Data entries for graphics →
>>>
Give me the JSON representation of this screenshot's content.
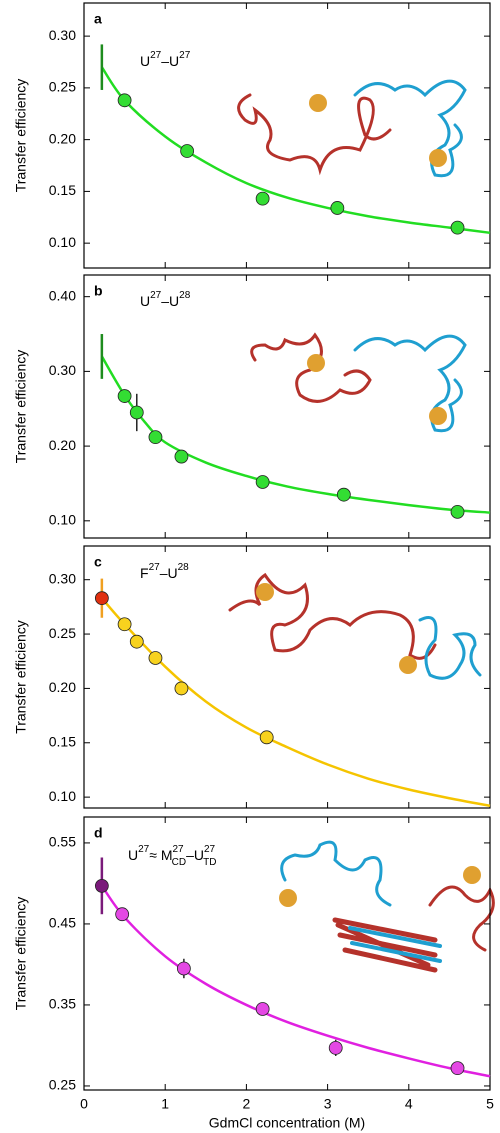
{
  "chart_data": [
    {
      "type": "scatter",
      "panel_label": "a",
      "annotation": [
        "U",
        "27",
        "–U",
        "27"
      ],
      "ylabel": "Transfer efficiency",
      "xlim": [
        0,
        5
      ],
      "xticks": [
        0,
        1,
        2,
        3,
        4,
        5
      ],
      "ylim": [
        0.076,
        0.332
      ],
      "yticks": [
        {
          "value": 0.1,
          "label": "0.10"
        },
        0.15,
        {
          "value": 0.2,
          "label": "0.20"
        },
        0.25,
        {
          "value": 0.3,
          "label": "0.30"
        }
      ],
      "color": "#22dd22",
      "marker_color": "#33dd33",
      "extrapolated": {
        "x": 0.22,
        "value": 0.27,
        "error": 0.022,
        "color": "#1e8c1e",
        "marker": false
      },
      "points": {
        "x": [
          0.5,
          1.27,
          2.2,
          3.12,
          4.6
        ],
        "values": [
          0.238,
          0.189,
          0.143,
          0.134,
          0.115
        ],
        "errors": [
          null,
          null,
          null,
          null,
          null
        ]
      },
      "fit": {
        "x": [
          0.22,
          0.5,
          1,
          1.5,
          2,
          2.5,
          3,
          3.5,
          4,
          4.5,
          5
        ],
        "values": [
          0.27,
          0.238,
          0.203,
          0.178,
          0.158,
          0.144,
          0.134,
          0.126,
          0.12,
          0.115,
          0.11
        ]
      }
    },
    {
      "type": "scatter",
      "panel_label": "b",
      "annotation": [
        "U",
        "27",
        "–U",
        "28"
      ],
      "ylabel": "Transfer efficiency",
      "xlim": [
        0,
        5
      ],
      "xticks": [
        0,
        1,
        2,
        3,
        4,
        5
      ],
      "ylim": [
        0.077,
        0.429
      ],
      "yticks": [
        {
          "value": 0.1,
          "label": "0.10"
        },
        {
          "value": 0.2,
          "label": "0.20"
        },
        {
          "value": 0.3,
          "label": "0.30"
        },
        {
          "value": 0.4,
          "label": "0.40"
        }
      ],
      "color": "#22dd22",
      "marker_color": "#33dd33",
      "extrapolated": {
        "x": 0.22,
        "value": 0.32,
        "error": 0.03,
        "color": "#1e8c1e",
        "marker": false
      },
      "points": {
        "x": [
          0.5,
          0.65,
          0.88,
          1.2,
          2.2,
          3.2,
          4.6
        ],
        "values": [
          0.267,
          0.245,
          0.212,
          0.186,
          0.152,
          0.135,
          0.112
        ],
        "errors": [
          null,
          0.025,
          null,
          null,
          null,
          null,
          null
        ]
      },
      "fit": {
        "x": [
          0.22,
          0.5,
          0.75,
          1,
          1.5,
          2,
          2.5,
          3,
          3.5,
          4,
          4.5,
          5
        ],
        "values": [
          0.32,
          0.268,
          0.232,
          0.205,
          0.178,
          0.16,
          0.146,
          0.136,
          0.128,
          0.121,
          0.115,
          0.111
        ]
      }
    },
    {
      "type": "scatter",
      "panel_label": "c",
      "annotation": [
        "F",
        "27",
        "–U",
        "28"
      ],
      "ylabel": "Transfer efficiency",
      "xlim": [
        0,
        5
      ],
      "xticks": [
        0,
        1,
        2,
        3,
        4,
        5
      ],
      "ylim": [
        0.09,
        0.331
      ],
      "yticks": [
        {
          "value": 0.1,
          "label": "0.10"
        },
        0.15,
        {
          "value": 0.2,
          "label": "0.20"
        },
        0.25,
        {
          "value": 0.3,
          "label": "0.30"
        }
      ],
      "color": "#f5c400",
      "marker_color": "#f7d21e",
      "extrapolated": {
        "x": 0.22,
        "value": 0.283,
        "error": 0.018,
        "color": "#e03010",
        "bar_color": "#f0a020",
        "marker": true
      },
      "points": {
        "x": [
          0.5,
          0.65,
          0.88,
          1.2,
          2.25
        ],
        "values": [
          0.259,
          0.243,
          0.228,
          0.2,
          0.155
        ],
        "errors": [
          null,
          null,
          null,
          null,
          null
        ]
      },
      "fit": {
        "x": [
          0.22,
          0.5,
          1,
          1.5,
          2,
          2.5,
          3,
          3.5,
          4,
          4.5,
          5
        ],
        "values": [
          0.283,
          0.259,
          0.22,
          0.188,
          0.164,
          0.146,
          0.13,
          0.117,
          0.107,
          0.099,
          0.092
        ]
      }
    },
    {
      "type": "scatter",
      "panel_label": "d",
      "annotation": [
        "U",
        "27",
        "≈ M",
        "27",
        "CD",
        "–U",
        "27",
        "TD"
      ],
      "ylabel": "Transfer efficiency",
      "xlabel": "GdmCl concentration (M)",
      "xlim": [
        0,
        5
      ],
      "xticks": [
        0,
        1,
        2,
        3,
        4,
        5
      ],
      "ylim": [
        0.245,
        0.582
      ],
      "yticks": [
        0.25,
        0.35,
        0.45,
        0.55
      ],
      "color": "#e020e0",
      "marker_color": "#e448e4",
      "extrapolated": {
        "x": 0.22,
        "value": 0.497,
        "error": 0.035,
        "color": "#7a1a7a",
        "marker": true
      },
      "points": {
        "x": [
          0.47,
          1.23,
          2.2,
          3.1,
          4.6
        ],
        "values": [
          0.462,
          0.395,
          0.345,
          0.297,
          0.272
        ],
        "errors": [
          null,
          0.012,
          null,
          0.01,
          null
        ]
      },
      "fit": {
        "x": [
          0.22,
          0.5,
          1,
          1.5,
          2,
          2.5,
          3,
          3.5,
          4,
          4.5,
          5
        ],
        "values": [
          0.497,
          0.458,
          0.41,
          0.376,
          0.35,
          0.329,
          0.312,
          0.297,
          0.284,
          0.272,
          0.262
        ]
      }
    }
  ]
}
<<<
Task to complete →
Give every record again exactly, apart from the pictures, which stay out.

Result of this exercise →
Give me the JSON representation of this screenshot's content.
{
  "chart_data": [
    {
      "type": "scatter",
      "panel_label": "a",
      "annotation": [
        "U",
        "27",
        "–U",
        "27"
      ],
      "ylabel": "Transfer efficiency",
      "xlim": [
        0,
        5
      ],
      "xticks": [
        0,
        1,
        2,
        3,
        4,
        5
      ],
      "ylim": [
        0.076,
        0.332
      ],
      "yticks": [
        {
          "value": 0.1,
          "label": "0.10"
        },
        0.15,
        {
          "value": 0.2,
          "label": "0.20"
        },
        0.25,
        {
          "value": 0.3,
          "label": "0.30"
        }
      ],
      "color": "#22dd22",
      "marker_color": "#33dd33",
      "extrapolated": {
        "x": 0.22,
        "value": 0.27,
        "error": 0.022,
        "color": "#1e8c1e",
        "marker": false
      },
      "points": {
        "x": [
          0.5,
          1.27,
          2.2,
          3.12,
          4.6
        ],
        "values": [
          0.238,
          0.189,
          0.143,
          0.134,
          0.115
        ],
        "errors": [
          null,
          null,
          null,
          null,
          null
        ]
      },
      "fit": {
        "x": [
          0.22,
          0.5,
          1,
          1.5,
          2,
          2.5,
          3,
          3.5,
          4,
          4.5,
          5
        ],
        "values": [
          0.27,
          0.238,
          0.203,
          0.178,
          0.158,
          0.144,
          0.134,
          0.126,
          0.12,
          0.115,
          0.11
        ]
      }
    },
    {
      "type": "scatter",
      "panel_label": "b",
      "annotation": [
        "U",
        "27",
        "–U",
        "28"
      ],
      "ylabel": "Transfer efficiency",
      "xlim": [
        0,
        5
      ],
      "xticks": [
        0,
        1,
        2,
        3,
        4,
        5
      ],
      "ylim": [
        0.077,
        0.429
      ],
      "yticks": [
        {
          "value": 0.1,
          "label": "0.10"
        },
        {
          "value": 0.2,
          "label": "0.20"
        },
        {
          "value": 0.3,
          "label": "0.30"
        },
        {
          "value": 0.4,
          "label": "0.40"
        }
      ],
      "color": "#22dd22",
      "marker_color": "#33dd33",
      "extrapolated": {
        "x": 0.22,
        "value": 0.32,
        "error": 0.03,
        "color": "#1e8c1e",
        "marker": false
      },
      "points": {
        "x": [
          0.5,
          0.65,
          0.88,
          1.2,
          2.2,
          3.2,
          4.6
        ],
        "values": [
          0.267,
          0.245,
          0.212,
          0.186,
          0.152,
          0.135,
          0.112
        ],
        "errors": [
          null,
          0.025,
          null,
          null,
          null,
          null,
          null
        ]
      },
      "fit": {
        "x": [
          0.22,
          0.5,
          0.75,
          1,
          1.5,
          2,
          2.5,
          3,
          3.5,
          4,
          4.5,
          5
        ],
        "values": [
          0.32,
          0.268,
          0.232,
          0.205,
          0.178,
          0.16,
          0.146,
          0.136,
          0.128,
          0.121,
          0.115,
          0.111
        ]
      }
    },
    {
      "type": "scatter",
      "panel_label": "c",
      "annotation": [
        "F",
        "27",
        "–U",
        "28"
      ],
      "ylabel": "Transfer efficiency",
      "xlim": [
        0,
        5
      ],
      "xticks": [
        0,
        1,
        2,
        3,
        4,
        5
      ],
      "ylim": [
        0.09,
        0.331
      ],
      "yticks": [
        {
          "value": 0.1,
          "label": "0.10"
        },
        0.15,
        {
          "value": 0.2,
          "label": "0.20"
        },
        0.25,
        {
          "value": 0.3,
          "label": "0.30"
        }
      ],
      "color": "#f5c400",
      "marker_color": "#f7d21e",
      "extrapolated": {
        "x": 0.22,
        "value": 0.283,
        "error": 0.018,
        "color": "#e03010",
        "bar_color": "#f0a020",
        "marker": true
      },
      "points": {
        "x": [
          0.5,
          0.65,
          0.88,
          1.2,
          2.25
        ],
        "values": [
          0.259,
          0.243,
          0.228,
          0.2,
          0.155
        ],
        "errors": [
          null,
          null,
          null,
          null,
          null
        ]
      },
      "fit": {
        "x": [
          0.22,
          0.5,
          1,
          1.5,
          2,
          2.5,
          3,
          3.5,
          4,
          4.5,
          5
        ],
        "values": [
          0.283,
          0.259,
          0.22,
          0.188,
          0.164,
          0.146,
          0.13,
          0.117,
          0.107,
          0.099,
          0.092
        ]
      }
    },
    {
      "type": "scatter",
      "panel_label": "d",
      "annotation": [
        "U",
        "27",
        "≈ M",
        "27",
        "CD",
        "–U",
        "27",
        "TD"
      ],
      "ylabel": "Transfer efficiency",
      "xlabel": "GdmCl concentration (M)",
      "xlim": [
        0,
        5
      ],
      "xticks": [
        0,
        1,
        2,
        3,
        4,
        5
      ],
      "ylim": [
        0.245,
        0.582
      ],
      "yticks": [
        0.25,
        0.35,
        0.45,
        0.55
      ],
      "color": "#e020e0",
      "marker_color": "#e448e4",
      "extrapolated": {
        "x": 0.22,
        "value": 0.497,
        "error": 0.035,
        "color": "#7a1a7a",
        "marker": true
      },
      "points": {
        "x": [
          0.47,
          1.23,
          2.2,
          3.1,
          4.6
        ],
        "values": [
          0.462,
          0.395,
          0.345,
          0.297,
          0.272
        ],
        "errors": [
          null,
          0.012,
          null,
          0.01,
          null
        ]
      },
      "fit": {
        "x": [
          0.22,
          0.5,
          1,
          1.5,
          2,
          2.5,
          3,
          3.5,
          4,
          4.5,
          5
        ],
        "values": [
          0.497,
          0.458,
          0.41,
          0.376,
          0.35,
          0.329,
          0.312,
          0.297,
          0.284,
          0.272,
          0.262
        ]
      }
    }
  ]
}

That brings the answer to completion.